SET PROBLEM
Each line that holds the word "color" should be returned.

Extracted data entries
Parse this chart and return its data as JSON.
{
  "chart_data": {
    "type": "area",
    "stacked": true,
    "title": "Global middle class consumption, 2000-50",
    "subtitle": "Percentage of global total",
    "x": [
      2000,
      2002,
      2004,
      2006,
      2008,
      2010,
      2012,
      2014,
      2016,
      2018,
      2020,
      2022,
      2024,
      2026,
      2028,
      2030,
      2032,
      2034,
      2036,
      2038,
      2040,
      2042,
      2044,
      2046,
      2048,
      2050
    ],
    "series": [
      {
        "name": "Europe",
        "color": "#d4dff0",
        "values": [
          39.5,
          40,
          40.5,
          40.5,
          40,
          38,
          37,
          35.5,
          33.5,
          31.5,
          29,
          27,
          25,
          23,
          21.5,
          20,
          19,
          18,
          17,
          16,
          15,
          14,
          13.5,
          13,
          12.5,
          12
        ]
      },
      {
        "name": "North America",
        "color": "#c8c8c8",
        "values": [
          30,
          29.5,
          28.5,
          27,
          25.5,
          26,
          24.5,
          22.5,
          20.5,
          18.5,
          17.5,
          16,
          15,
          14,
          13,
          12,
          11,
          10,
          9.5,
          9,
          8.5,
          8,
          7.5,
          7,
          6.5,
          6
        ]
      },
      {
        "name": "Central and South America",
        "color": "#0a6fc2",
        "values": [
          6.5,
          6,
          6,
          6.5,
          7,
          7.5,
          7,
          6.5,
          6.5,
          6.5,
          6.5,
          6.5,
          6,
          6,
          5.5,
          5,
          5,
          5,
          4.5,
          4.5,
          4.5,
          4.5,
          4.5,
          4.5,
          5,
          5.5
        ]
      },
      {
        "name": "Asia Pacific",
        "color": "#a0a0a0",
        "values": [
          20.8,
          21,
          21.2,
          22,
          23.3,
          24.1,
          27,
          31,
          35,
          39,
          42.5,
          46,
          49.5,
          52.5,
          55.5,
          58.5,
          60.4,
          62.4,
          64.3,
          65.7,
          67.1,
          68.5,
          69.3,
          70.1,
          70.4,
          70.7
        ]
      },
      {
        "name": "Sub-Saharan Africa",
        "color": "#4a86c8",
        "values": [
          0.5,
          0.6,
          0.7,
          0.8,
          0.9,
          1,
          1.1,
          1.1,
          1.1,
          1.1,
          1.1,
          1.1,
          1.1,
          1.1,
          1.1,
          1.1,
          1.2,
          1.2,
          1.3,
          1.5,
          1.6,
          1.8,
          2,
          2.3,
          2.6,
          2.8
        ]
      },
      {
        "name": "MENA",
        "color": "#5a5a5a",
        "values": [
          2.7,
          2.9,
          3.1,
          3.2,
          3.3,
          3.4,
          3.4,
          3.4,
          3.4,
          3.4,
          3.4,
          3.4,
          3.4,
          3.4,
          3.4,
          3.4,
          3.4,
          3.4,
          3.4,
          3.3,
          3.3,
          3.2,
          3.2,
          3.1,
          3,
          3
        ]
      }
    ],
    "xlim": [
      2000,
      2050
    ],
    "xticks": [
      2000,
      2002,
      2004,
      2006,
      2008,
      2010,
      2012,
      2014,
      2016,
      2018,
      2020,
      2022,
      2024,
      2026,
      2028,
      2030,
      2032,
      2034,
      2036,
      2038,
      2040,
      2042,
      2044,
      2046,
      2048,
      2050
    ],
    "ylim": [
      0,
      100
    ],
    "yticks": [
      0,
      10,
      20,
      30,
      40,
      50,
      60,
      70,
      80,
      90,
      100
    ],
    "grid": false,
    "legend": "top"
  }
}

ANSWER
        "color": "#d4dff0",
        "color": "#c8c8c8",
        "color": "#0a6fc2",
        "color": "#a0a0a0",
        "color": "#4a86c8",
        "color": "#5a5a5a",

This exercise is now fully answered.